— BEGIN Dataset records —
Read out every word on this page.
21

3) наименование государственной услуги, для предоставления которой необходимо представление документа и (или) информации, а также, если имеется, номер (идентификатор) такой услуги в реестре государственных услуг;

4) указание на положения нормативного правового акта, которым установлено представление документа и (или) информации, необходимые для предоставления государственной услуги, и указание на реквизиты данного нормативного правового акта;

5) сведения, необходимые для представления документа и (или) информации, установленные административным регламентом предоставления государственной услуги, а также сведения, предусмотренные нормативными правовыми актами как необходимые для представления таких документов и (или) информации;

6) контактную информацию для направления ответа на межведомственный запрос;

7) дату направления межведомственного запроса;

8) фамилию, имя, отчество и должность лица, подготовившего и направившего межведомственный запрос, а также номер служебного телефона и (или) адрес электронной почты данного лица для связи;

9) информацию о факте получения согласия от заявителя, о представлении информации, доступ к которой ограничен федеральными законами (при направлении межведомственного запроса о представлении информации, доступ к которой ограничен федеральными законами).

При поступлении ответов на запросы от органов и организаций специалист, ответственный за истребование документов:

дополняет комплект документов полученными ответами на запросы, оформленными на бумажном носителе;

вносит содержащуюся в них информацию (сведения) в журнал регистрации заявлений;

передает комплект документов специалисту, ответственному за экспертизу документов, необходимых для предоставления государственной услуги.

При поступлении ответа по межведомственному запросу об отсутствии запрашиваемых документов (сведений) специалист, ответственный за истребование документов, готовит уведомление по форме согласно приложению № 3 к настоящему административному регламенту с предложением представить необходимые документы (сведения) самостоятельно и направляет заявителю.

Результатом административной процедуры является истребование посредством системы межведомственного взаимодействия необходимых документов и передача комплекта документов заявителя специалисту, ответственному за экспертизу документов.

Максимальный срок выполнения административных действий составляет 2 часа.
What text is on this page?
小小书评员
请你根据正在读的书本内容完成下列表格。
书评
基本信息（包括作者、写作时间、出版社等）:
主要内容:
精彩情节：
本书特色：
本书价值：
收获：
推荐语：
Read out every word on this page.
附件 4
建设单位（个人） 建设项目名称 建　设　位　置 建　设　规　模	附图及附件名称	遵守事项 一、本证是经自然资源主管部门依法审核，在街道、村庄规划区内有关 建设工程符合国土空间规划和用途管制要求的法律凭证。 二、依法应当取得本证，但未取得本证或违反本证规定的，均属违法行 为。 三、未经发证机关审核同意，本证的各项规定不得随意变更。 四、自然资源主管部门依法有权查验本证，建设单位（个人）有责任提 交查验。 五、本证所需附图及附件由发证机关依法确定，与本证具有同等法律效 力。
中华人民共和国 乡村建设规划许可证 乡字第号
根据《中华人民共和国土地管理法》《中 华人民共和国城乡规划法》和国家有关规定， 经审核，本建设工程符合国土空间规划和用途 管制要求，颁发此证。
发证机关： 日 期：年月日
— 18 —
— END Dataset records —
### Exercise prompt
Extract each entry in full, exactly as given.

### Exercise result
Read out every word on this page.
21

3) наименование государственной услуги, для предоставления которой необходимо представление документа и (или) информации, а также, если имеется, номер (идентификатор) такой услуги в реестре государственных услуг;

4) указание на положения нормативного правового акта, которым установлено представление документа и (или) информации, необходимые для предоставления государственной услуги, и указание на реквизиты данного нормативного правового акта;

5) сведения, необходимые для представления документа и (или) информации, установленные административным регламентом предоставления государственной услуги, а также сведения, предусмотренные нормативными правовыми актами как необходимые для представления таких документов и (или) информации;

6) контактную информацию для направления ответа на межведомственный запрос;

7) дату направления межведомственного запроса;

8) фамилию, имя, отчество и должность лица, подготовившего и направившего межведомственный запрос, а также номер служебного телефона и (или) адрес электронной почты данного лица для связи;

9) информацию о факте получения согласия от заявителя, о представлении информации, доступ к которой ограничен федеральными законами (при направлении межведомственного запроса о представлении информации, доступ к которой ограничен федеральными законами).

При поступлении ответов на запросы от органов и организаций специалист, ответственный за истребование документов:

дополняет комплект документов полученными ответами на запросы, оформленными на бумажном носителе;

вносит содержащуюся в них информацию (сведения) в журнал регистрации заявлений;

передает комплект документов специалисту, ответственному за экспертизу документов, необходимых для предоставления государственной услуги.

При поступлении ответа по межведомственному запросу об отсутствии запрашиваемых документов (сведений) специалист, ответственный за истребование документов, готовит уведомление по форме согласно приложению № 3 к настоящему административному регламенту с предложением представить необходимые документы (сведения) самостоятельно и направляет заявителю.

Результатом административной процедуры является истребование посредством системы межведомственного взаимодействия необходимых документов и передача комплекта документов заявителя специалисту, ответственному за экспертизу документов.

Максимальный срок выполнения административных действий составляет 2 часа.
What text is on this page?
小小书评员
请你根据正在读的书本内容完成下列表格。
书评
基本信息（包括作者、写作时间、出版社等）:
主要内容:
精彩情节：
本书特色：
本书价值：
收获：
推荐语：
Read out every word on this page.
附件 4
建设单位（个人） 建设项目名称 建　设　位　置 建　设　规　模	附图及附件名称	遵守事项 一、本证是经自然资源主管部门依法审核，在街道、村庄规划区内有关 建设工程符合国土空间规划和用途管制要求的法律凭证。 二、依法应当取得本证，但未取得本证或违反本证规定的，均属违法行 为。 三、未经发证机关审核同意，本证的各项规定不得随意变更。 四、自然资源主管部门依法有权查验本证，建设单位（个人）有责任提 交查验。 五、本证所需附图及附件由发证机关依法确定，与本证具有同等法律效 力。
中华人民共和国 乡村建设规划许可证 乡字第号
根据《中华人民共和国土地管理法》《中 华人民共和国城乡规划法》和国家有关规定， 经审核，本建设工程符合国土空间规划和用途 管制要求，颁发此证。
发证机关： 日 期：年月日
— 18 —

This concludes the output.